• _Exercise aim_
Give the data again, word for word.

• _Records for this task_

+ + +

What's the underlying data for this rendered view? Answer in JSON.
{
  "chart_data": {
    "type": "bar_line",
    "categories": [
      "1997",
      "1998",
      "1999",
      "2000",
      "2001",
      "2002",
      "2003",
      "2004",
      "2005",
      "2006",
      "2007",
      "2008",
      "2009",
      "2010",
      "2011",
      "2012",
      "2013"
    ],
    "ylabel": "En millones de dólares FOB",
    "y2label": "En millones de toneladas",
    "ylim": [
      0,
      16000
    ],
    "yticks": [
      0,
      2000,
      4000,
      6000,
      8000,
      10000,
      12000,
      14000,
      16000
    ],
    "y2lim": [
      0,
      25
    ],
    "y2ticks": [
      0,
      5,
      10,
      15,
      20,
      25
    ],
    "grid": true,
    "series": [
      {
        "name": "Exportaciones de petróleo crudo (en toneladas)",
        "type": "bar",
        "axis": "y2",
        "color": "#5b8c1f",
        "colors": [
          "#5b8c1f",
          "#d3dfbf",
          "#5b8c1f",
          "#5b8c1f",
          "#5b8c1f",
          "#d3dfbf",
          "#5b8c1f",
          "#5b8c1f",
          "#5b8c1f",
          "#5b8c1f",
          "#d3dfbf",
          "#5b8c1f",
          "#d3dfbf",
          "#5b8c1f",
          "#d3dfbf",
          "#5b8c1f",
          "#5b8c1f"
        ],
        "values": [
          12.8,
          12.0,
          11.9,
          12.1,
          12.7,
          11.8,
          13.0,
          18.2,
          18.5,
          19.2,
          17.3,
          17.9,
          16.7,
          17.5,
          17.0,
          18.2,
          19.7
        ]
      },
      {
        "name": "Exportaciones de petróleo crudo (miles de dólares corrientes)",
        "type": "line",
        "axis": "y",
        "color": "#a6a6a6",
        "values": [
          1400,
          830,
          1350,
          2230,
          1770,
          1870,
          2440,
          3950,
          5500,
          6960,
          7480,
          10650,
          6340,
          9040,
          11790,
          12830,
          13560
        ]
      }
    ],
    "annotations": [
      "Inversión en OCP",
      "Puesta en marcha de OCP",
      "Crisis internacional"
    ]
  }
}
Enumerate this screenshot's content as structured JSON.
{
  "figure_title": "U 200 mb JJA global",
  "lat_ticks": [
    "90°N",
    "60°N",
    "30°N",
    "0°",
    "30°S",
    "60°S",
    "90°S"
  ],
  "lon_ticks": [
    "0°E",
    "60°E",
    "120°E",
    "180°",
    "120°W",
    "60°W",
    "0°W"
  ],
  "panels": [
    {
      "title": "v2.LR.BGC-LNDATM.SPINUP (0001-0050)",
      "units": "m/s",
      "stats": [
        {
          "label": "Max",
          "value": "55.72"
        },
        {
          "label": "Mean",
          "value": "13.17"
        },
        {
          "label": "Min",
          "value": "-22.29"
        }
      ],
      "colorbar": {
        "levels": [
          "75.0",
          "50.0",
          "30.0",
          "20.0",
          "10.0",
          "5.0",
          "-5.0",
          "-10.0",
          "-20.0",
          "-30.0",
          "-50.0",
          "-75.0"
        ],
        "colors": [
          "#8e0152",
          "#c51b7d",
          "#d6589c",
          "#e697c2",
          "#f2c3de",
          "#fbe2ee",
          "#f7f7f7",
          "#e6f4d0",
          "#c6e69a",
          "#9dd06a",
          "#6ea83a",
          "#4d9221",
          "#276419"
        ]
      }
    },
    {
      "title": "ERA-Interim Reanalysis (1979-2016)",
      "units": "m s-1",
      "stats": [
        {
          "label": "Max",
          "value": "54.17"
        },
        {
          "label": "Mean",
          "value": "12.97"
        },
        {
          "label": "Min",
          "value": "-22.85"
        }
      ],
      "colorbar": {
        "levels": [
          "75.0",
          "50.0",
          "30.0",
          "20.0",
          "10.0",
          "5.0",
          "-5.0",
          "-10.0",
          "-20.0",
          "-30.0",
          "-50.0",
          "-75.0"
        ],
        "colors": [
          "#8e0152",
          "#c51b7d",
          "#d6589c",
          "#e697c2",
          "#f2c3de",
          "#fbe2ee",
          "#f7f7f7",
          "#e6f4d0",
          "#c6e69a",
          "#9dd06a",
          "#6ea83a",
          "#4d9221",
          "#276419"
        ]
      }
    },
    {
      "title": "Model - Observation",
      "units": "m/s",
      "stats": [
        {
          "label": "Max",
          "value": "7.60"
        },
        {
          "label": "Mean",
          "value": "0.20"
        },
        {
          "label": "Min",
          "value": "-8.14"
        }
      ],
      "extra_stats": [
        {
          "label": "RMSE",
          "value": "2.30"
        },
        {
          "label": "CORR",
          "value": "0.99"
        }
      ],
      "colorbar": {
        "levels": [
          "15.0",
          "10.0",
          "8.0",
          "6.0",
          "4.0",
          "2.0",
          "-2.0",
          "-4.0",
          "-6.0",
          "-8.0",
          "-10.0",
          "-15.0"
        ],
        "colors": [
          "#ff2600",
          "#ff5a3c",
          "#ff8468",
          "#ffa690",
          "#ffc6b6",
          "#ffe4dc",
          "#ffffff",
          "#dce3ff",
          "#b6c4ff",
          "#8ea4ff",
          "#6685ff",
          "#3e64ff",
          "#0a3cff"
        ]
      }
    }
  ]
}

+ + +

• _Answer to the problem_
What's the underlying data for this rendered view? Answer in JSON.
{
  "chart_data": {
    "type": "bar_line",
    "categories": [
      "1997",
      "1998",
      "1999",
      "2000",
      "2001",
      "2002",
      "2003",
      "2004",
      "2005",
      "2006",
      "2007",
      "2008",
      "2009",
      "2010",
      "2011",
      "2012",
      "2013"
    ],
    "ylabel": "En millones de dólares FOB",
    "y2label": "En millones de toneladas",
    "ylim": [
      0,
      16000
    ],
    "yticks": [
      0,
      2000,
      4000,
      6000,
      8000,
      10000,
      12000,
      14000,
      16000
    ],
    "y2lim": [
      0,
      25
    ],
    "y2ticks": [
      0,
      5,
      10,
      15,
      20,
      25
    ],
    "grid": true,
    "series": [
      {
        "name": "Exportaciones de petróleo crudo (en toneladas)",
        "type": "bar",
        "axis": "y2",
        "color": "#5b8c1f",
        "colors": [
          "#5b8c1f",
          "#d3dfbf",
          "#5b8c1f",
          "#5b8c1f",
          "#5b8c1f",
          "#d3dfbf",
          "#5b8c1f",
          "#5b8c1f",
          "#5b8c1f",
          "#5b8c1f",
          "#d3dfbf",
          "#5b8c1f",
          "#d3dfbf",
          "#5b8c1f",
          "#d3dfbf",
          "#5b8c1f",
          "#5b8c1f"
        ],
        "values": [
          12.8,
          12.0,
          11.9,
          12.1,
          12.7,
          11.8,
          13.0,
          18.2,
          18.5,
          19.2,
          17.3,
          17.9,
          16.7,
          17.5,
          17.0,
          18.2,
          19.7
        ]
      },
      {
        "name": "Exportaciones de petróleo crudo (miles de dólares corrientes)",
        "type": "line",
        "axis": "y",
        "color": "#a6a6a6",
        "values": [
          1400,
          830,
          1350,
          2230,
          1770,
          1870,
          2440,
          3950,
          5500,
          6960,
          7480,
          10650,
          6340,
          9040,
          11790,
          12830,
          13560
        ]
      }
    ],
    "annotations": [
      "Inversión en OCP",
      "Puesta en marcha de OCP",
      "Crisis internacional"
    ]
  }
}
Enumerate this screenshot's content as structured JSON.
{
  "figure_title": "U 200 mb JJA global",
  "lat_ticks": [
    "90°N",
    "60°N",
    "30°N",
    "0°",
    "30°S",
    "60°S",
    "90°S"
  ],
  "lon_ticks": [
    "0°E",
    "60°E",
    "120°E",
    "180°",
    "120°W",
    "60°W",
    "0°W"
  ],
  "panels": [
    {
      "title": "v2.LR.BGC-LNDATM.SPINUP (0001-0050)",
      "units": "m/s",
      "stats": [
        {
          "label": "Max",
          "value": "55.72"
        },
        {
          "label": "Mean",
          "value": "13.17"
        },
        {
          "label": "Min",
          "value": "-22.29"
        }
      ],
      "colorbar": {
        "levels": [
          "75.0",
          "50.0",
          "30.0",
          "20.0",
          "10.0",
          "5.0",
          "-5.0",
          "-10.0",
          "-20.0",
          "-30.0",
          "-50.0",
          "-75.0"
        ],
        "colors": [
          "#8e0152",
          "#c51b7d",
          "#d6589c",
          "#e697c2",
          "#f2c3de",
          "#fbe2ee",
          "#f7f7f7",
          "#e6f4d0",
          "#c6e69a",
          "#9dd06a",
          "#6ea83a",
          "#4d9221",
          "#276419"
        ]
      }
    },
    {
      "title": "ERA-Interim Reanalysis (1979-2016)",
      "units": "m s-1",
      "stats": [
        {
          "label": "Max",
          "value": "54.17"
        },
        {
          "label": "Mean",
          "value": "12.97"
        },
        {
          "label": "Min",
          "value": "-22.85"
        }
      ],
      "colorbar": {
        "levels": [
          "75.0",
          "50.0",
          "30.0",
          "20.0",
          "10.0",
          "5.0",
          "-5.0",
          "-10.0",
          "-20.0",
          "-30.0",
          "-50.0",
          "-75.0"
        ],
        "colors": [
          "#8e0152",
          "#c51b7d",
          "#d6589c",
          "#e697c2",
          "#f2c3de",
          "#fbe2ee",
          "#f7f7f7",
          "#e6f4d0",
          "#c6e69a",
          "#9dd06a",
          "#6ea83a",
          "#4d9221",
          "#276419"
        ]
      }
    },
    {
      "title": "Model - Observation",
      "units": "m/s",
      "stats": [
        {
          "label": "Max",
          "value": "7.60"
        },
        {
          "label": "Mean",
          "value": "0.20"
        },
        {
          "label": "Min",
          "value": "-8.14"
        }
      ],
      "extra_stats": [
        {
          "label": "RMSE",
          "value": "2.30"
        },
        {
          "label": "CORR",
          "value": "0.99"
        }
      ],
      "colorbar": {
        "levels": [
          "15.0",
          "10.0",
          "8.0",
          "6.0",
          "4.0",
          "2.0",
          "-2.0",
          "-4.0",
          "-6.0",
          "-8.0",
          "-10.0",
          "-15.0"
        ],
        "colors": [
          "#ff2600",
          "#ff5a3c",
          "#ff8468",
          "#ffa690",
          "#ffc6b6",
          "#ffe4dc",
          "#ffffff",
          "#dce3ff",
          "#b6c4ff",
          "#8ea4ff",
          "#6685ff",
          "#3e64ff",
          "#0a3cff"
        ]
      }
    }
  ]
}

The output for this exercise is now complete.